SET PROBLEM
Check each line of the data below for the word "Mikor", then extract the ones that have it.

EXTRACTED RECORDS
• • • • •

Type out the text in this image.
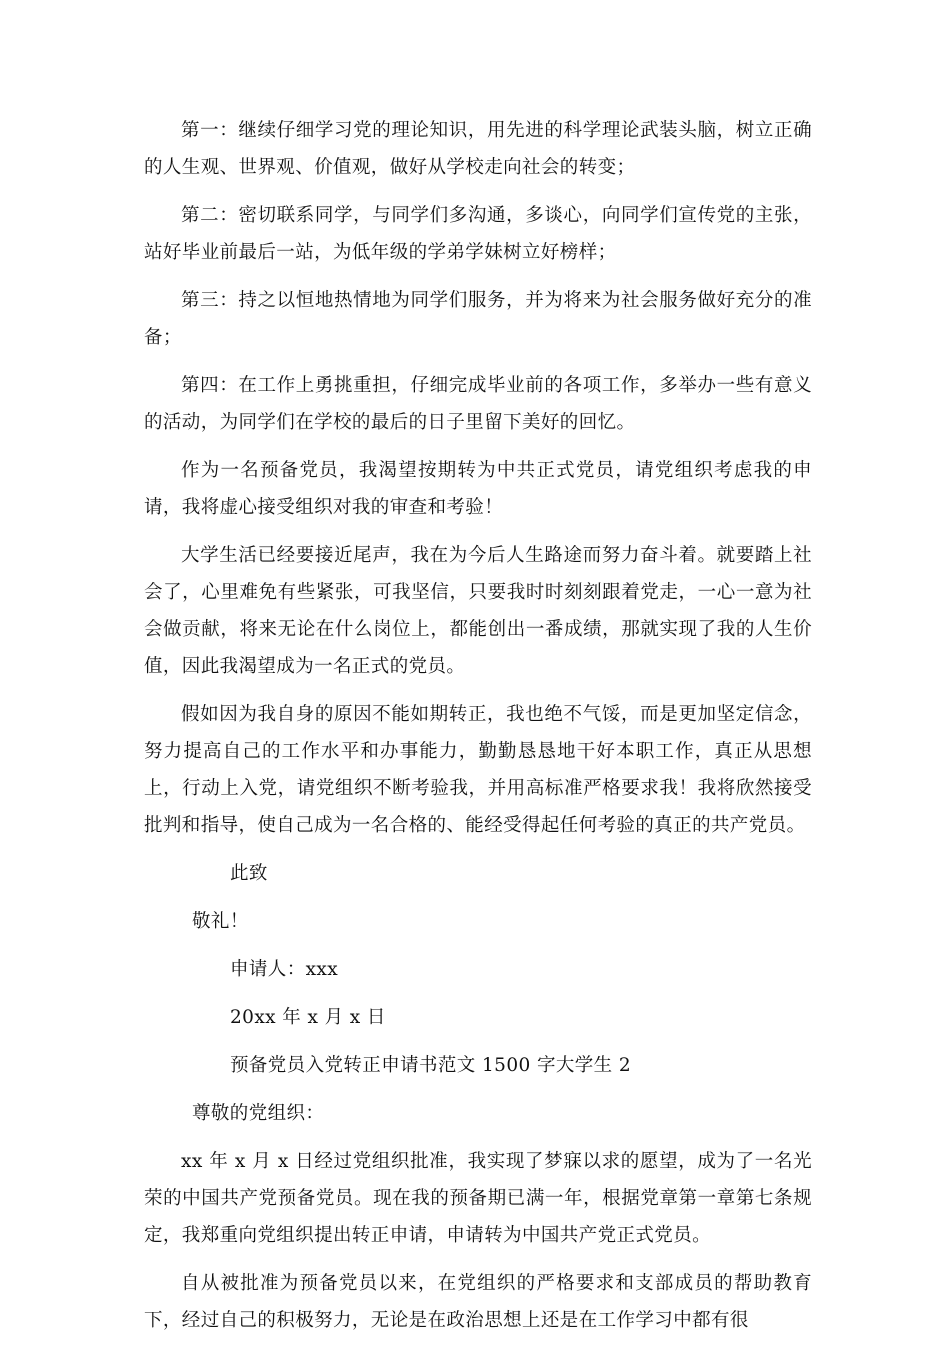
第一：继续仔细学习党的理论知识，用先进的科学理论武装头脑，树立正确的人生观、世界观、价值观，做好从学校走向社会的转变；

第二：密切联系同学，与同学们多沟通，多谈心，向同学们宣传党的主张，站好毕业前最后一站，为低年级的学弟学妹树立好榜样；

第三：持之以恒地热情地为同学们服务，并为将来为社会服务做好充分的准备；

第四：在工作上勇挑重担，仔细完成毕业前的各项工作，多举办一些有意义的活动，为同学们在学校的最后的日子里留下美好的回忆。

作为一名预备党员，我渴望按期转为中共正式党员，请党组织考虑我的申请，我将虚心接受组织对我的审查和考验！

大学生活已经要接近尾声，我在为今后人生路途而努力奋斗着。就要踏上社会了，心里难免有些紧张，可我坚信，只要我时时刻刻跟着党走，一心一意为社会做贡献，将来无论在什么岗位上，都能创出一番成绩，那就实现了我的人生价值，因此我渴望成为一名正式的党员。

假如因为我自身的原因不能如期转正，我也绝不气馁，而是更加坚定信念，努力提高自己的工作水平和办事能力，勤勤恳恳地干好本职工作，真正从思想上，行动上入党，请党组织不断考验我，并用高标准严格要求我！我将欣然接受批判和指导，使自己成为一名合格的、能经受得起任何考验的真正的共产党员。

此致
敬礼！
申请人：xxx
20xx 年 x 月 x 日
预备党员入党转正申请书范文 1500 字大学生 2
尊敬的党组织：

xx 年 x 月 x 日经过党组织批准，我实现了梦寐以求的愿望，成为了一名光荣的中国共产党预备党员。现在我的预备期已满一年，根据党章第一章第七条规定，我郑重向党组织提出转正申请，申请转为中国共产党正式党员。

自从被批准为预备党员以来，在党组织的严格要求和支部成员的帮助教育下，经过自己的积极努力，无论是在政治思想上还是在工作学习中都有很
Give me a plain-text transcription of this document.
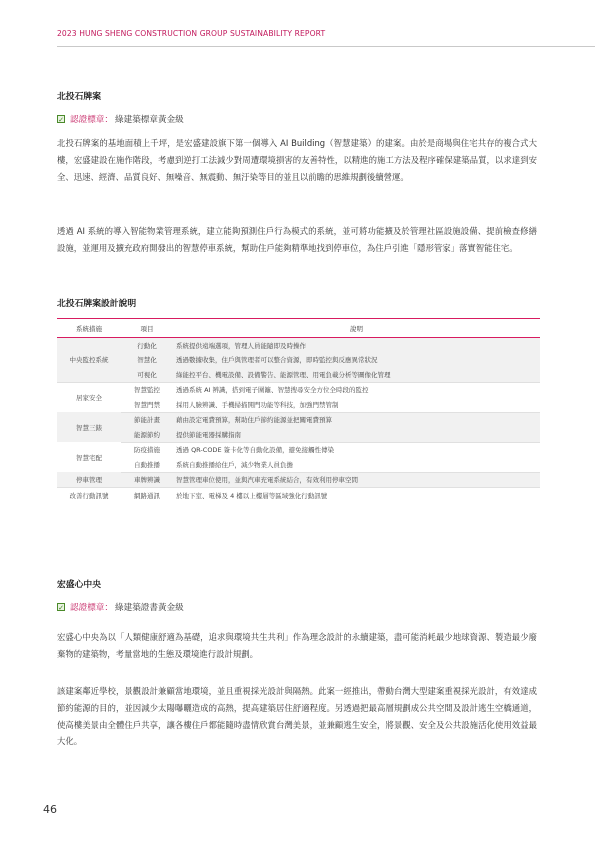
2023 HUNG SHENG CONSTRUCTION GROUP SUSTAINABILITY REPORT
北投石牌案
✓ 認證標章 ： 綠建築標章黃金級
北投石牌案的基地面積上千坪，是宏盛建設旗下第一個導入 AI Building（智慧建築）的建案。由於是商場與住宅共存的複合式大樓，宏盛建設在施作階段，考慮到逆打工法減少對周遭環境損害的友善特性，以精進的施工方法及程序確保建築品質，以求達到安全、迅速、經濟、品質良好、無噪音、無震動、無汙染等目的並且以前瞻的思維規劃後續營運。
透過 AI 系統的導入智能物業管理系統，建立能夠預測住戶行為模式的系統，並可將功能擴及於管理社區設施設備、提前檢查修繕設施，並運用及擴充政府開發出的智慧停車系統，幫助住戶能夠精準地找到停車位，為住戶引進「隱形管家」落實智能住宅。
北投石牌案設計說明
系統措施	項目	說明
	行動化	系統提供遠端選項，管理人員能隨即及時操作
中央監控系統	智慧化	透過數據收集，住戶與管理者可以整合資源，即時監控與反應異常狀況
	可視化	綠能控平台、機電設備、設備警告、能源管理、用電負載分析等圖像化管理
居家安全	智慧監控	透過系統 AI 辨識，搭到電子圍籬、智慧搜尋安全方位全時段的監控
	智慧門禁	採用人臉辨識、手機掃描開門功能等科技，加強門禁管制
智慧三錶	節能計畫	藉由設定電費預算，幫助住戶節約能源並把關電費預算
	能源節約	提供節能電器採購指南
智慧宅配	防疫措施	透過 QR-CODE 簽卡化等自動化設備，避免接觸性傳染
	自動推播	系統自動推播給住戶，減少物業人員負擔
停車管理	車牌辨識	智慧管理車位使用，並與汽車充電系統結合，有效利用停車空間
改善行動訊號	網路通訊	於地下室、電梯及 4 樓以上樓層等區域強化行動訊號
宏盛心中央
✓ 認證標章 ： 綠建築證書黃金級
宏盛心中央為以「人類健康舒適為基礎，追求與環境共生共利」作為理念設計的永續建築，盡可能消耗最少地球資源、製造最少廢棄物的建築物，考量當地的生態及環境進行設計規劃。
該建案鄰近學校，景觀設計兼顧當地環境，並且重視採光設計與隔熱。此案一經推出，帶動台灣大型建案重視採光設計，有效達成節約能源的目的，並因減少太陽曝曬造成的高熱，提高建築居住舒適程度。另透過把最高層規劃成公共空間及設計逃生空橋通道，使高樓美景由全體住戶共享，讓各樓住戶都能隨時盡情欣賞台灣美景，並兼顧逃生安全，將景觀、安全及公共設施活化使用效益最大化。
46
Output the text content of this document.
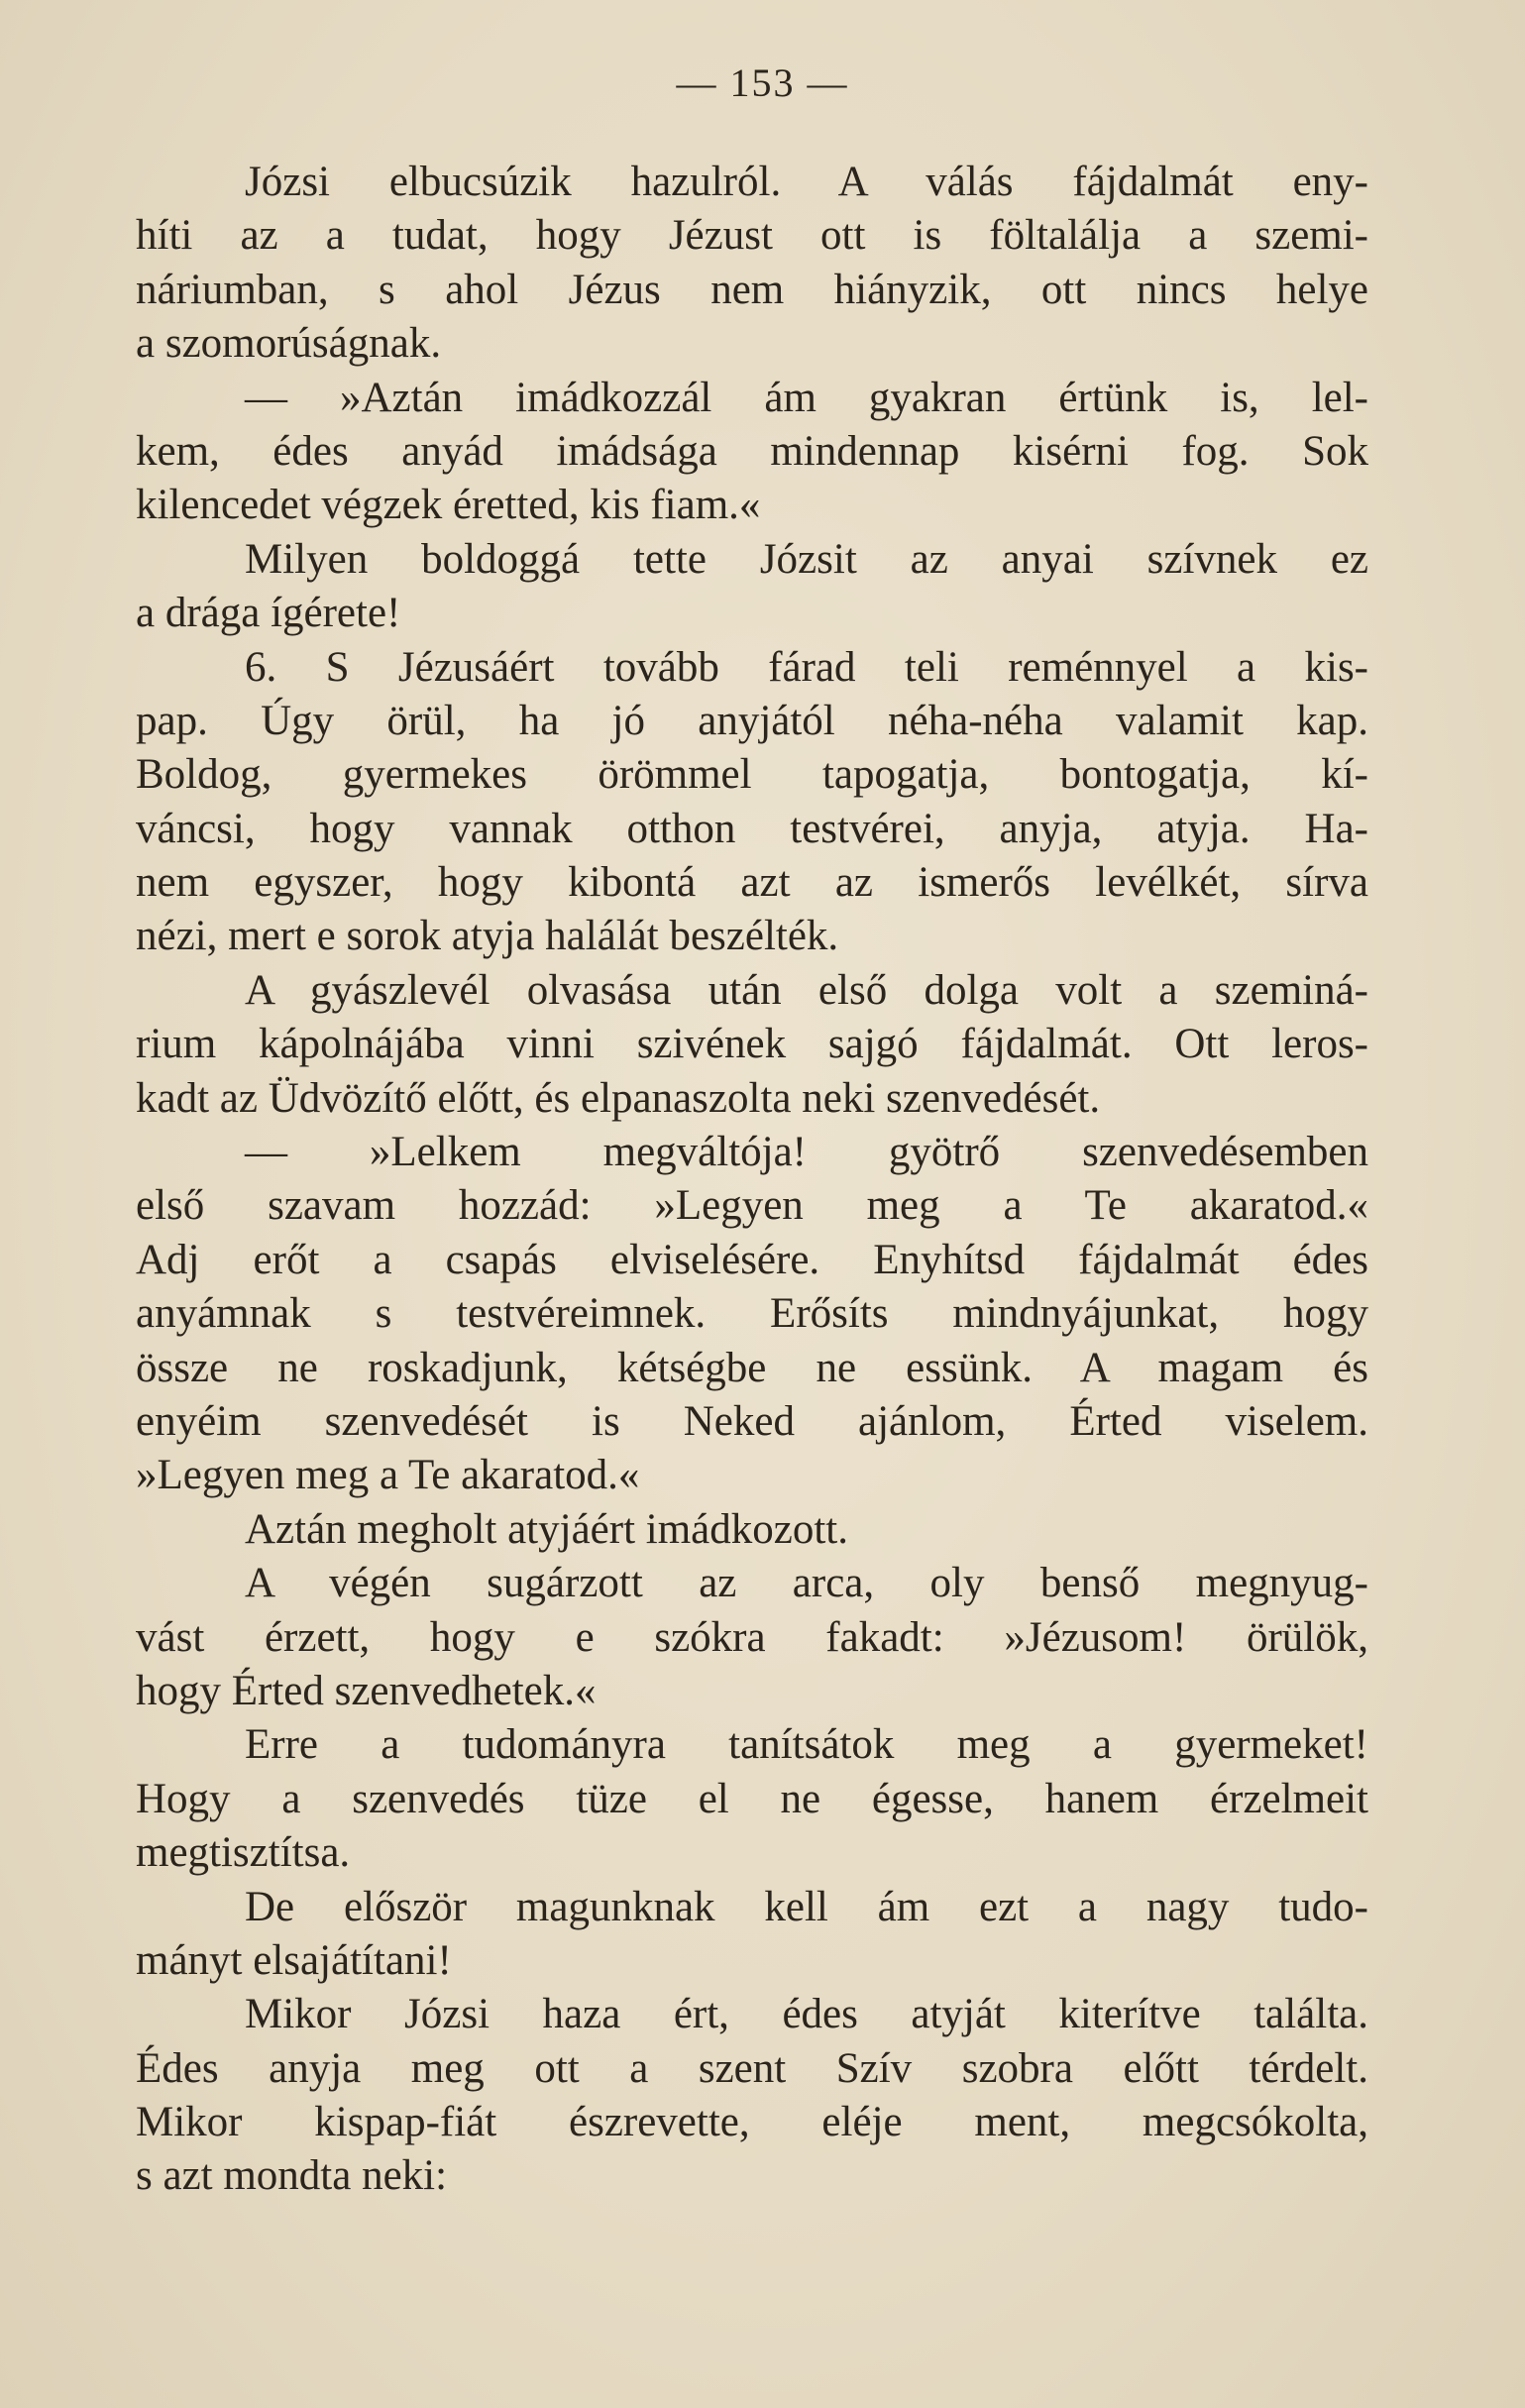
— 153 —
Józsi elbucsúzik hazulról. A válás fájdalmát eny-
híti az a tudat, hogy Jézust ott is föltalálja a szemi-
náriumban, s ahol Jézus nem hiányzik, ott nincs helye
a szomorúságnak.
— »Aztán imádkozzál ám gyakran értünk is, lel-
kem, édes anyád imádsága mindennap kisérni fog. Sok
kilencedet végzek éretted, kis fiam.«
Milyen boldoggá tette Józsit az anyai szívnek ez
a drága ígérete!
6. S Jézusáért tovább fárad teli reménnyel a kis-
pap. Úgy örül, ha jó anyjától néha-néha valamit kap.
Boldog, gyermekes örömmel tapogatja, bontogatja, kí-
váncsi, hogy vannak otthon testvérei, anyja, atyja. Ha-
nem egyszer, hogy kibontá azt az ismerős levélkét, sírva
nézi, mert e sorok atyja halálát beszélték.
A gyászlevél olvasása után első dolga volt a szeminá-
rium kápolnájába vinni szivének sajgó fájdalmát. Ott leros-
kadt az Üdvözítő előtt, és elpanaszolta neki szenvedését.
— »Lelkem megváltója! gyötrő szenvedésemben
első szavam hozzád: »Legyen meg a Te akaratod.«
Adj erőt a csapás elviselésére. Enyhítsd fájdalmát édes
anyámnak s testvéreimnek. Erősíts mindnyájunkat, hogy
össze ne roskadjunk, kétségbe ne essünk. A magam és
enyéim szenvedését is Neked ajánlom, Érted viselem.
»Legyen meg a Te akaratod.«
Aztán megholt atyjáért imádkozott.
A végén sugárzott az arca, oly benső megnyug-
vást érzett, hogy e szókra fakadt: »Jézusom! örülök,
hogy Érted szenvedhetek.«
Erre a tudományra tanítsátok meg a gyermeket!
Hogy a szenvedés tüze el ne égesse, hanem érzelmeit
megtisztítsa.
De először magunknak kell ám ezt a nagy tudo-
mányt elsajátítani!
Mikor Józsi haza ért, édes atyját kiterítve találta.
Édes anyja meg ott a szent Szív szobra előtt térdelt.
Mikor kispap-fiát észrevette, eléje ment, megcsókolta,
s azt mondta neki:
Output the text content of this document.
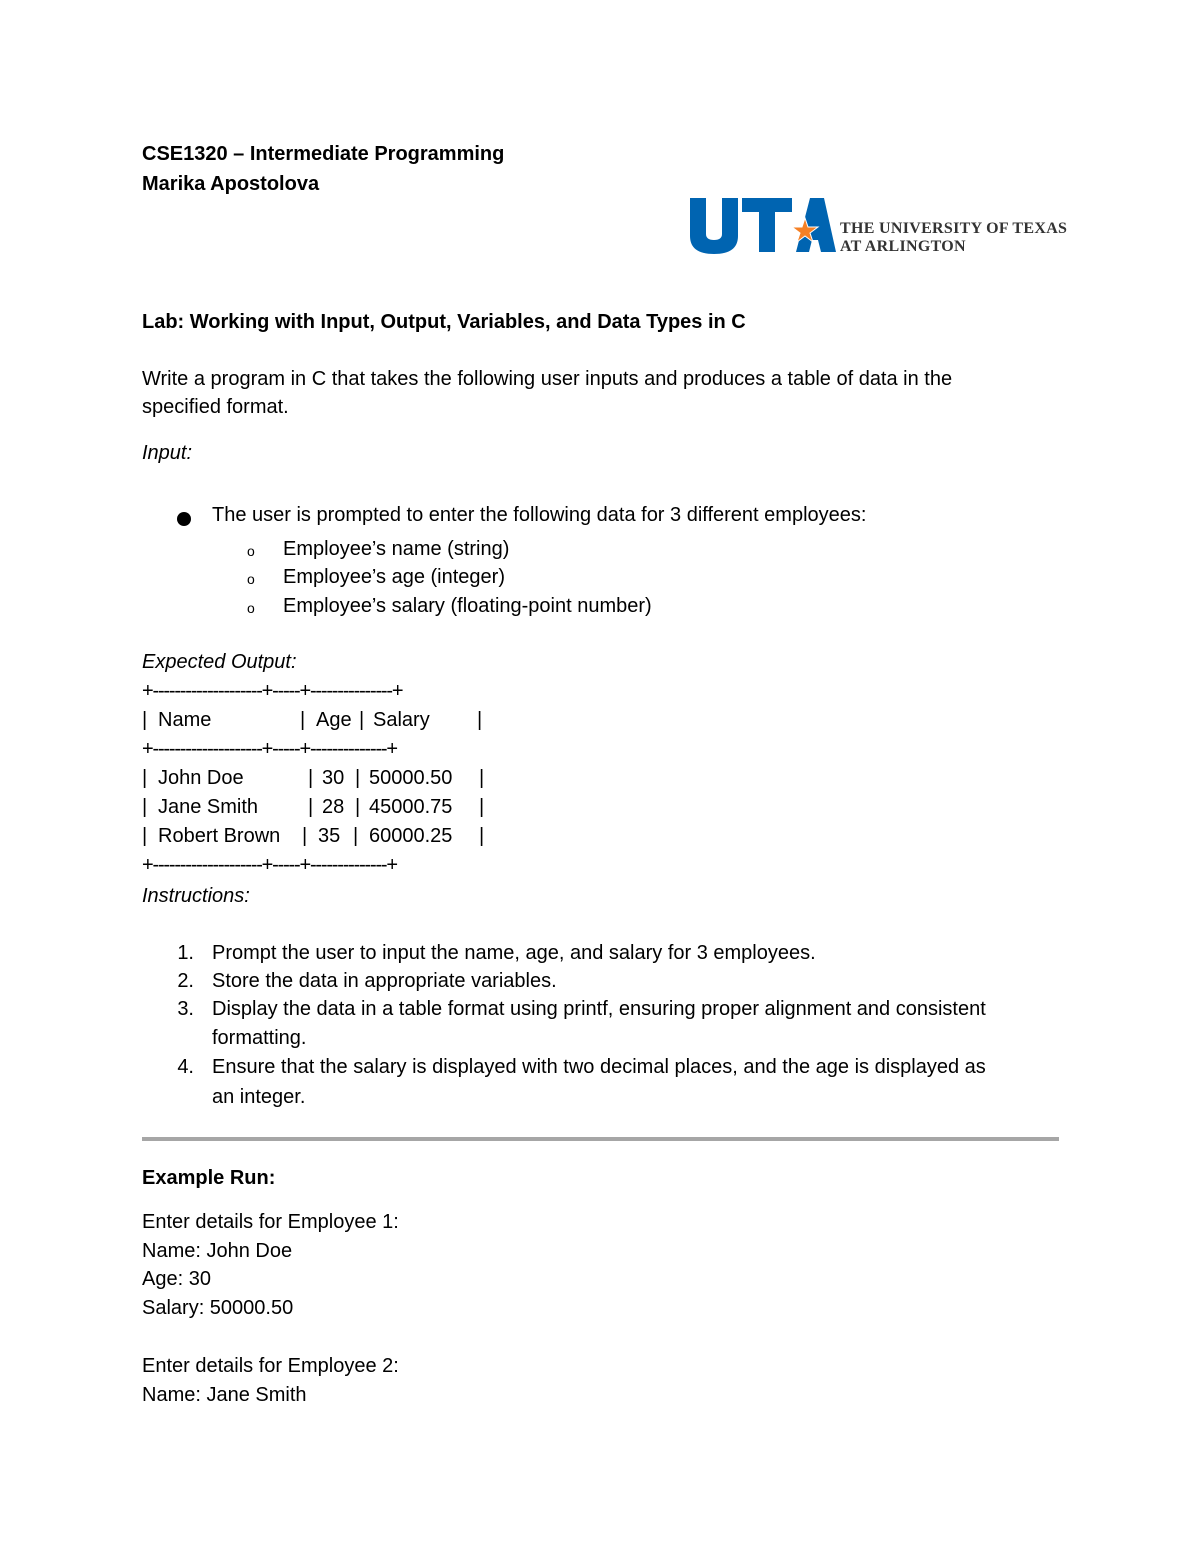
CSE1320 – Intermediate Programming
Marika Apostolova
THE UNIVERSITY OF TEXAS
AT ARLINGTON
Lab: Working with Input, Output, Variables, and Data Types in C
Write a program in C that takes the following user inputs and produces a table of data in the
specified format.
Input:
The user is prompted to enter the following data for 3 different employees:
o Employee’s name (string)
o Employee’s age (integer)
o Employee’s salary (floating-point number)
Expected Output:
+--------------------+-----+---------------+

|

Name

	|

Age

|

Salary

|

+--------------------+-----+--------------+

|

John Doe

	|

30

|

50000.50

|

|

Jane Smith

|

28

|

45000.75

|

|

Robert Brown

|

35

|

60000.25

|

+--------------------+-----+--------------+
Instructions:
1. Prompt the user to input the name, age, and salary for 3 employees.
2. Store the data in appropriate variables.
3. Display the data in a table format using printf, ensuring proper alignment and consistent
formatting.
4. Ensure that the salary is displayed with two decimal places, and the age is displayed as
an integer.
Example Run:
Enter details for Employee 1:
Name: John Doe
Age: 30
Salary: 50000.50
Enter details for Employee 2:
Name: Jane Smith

• • • • •

FULL RESPONSE
Mikor Józsi haza ért, édes atyját kiterítve találta.
Mikor kispap-fiát észrevette, eléje ment, megcsókolta,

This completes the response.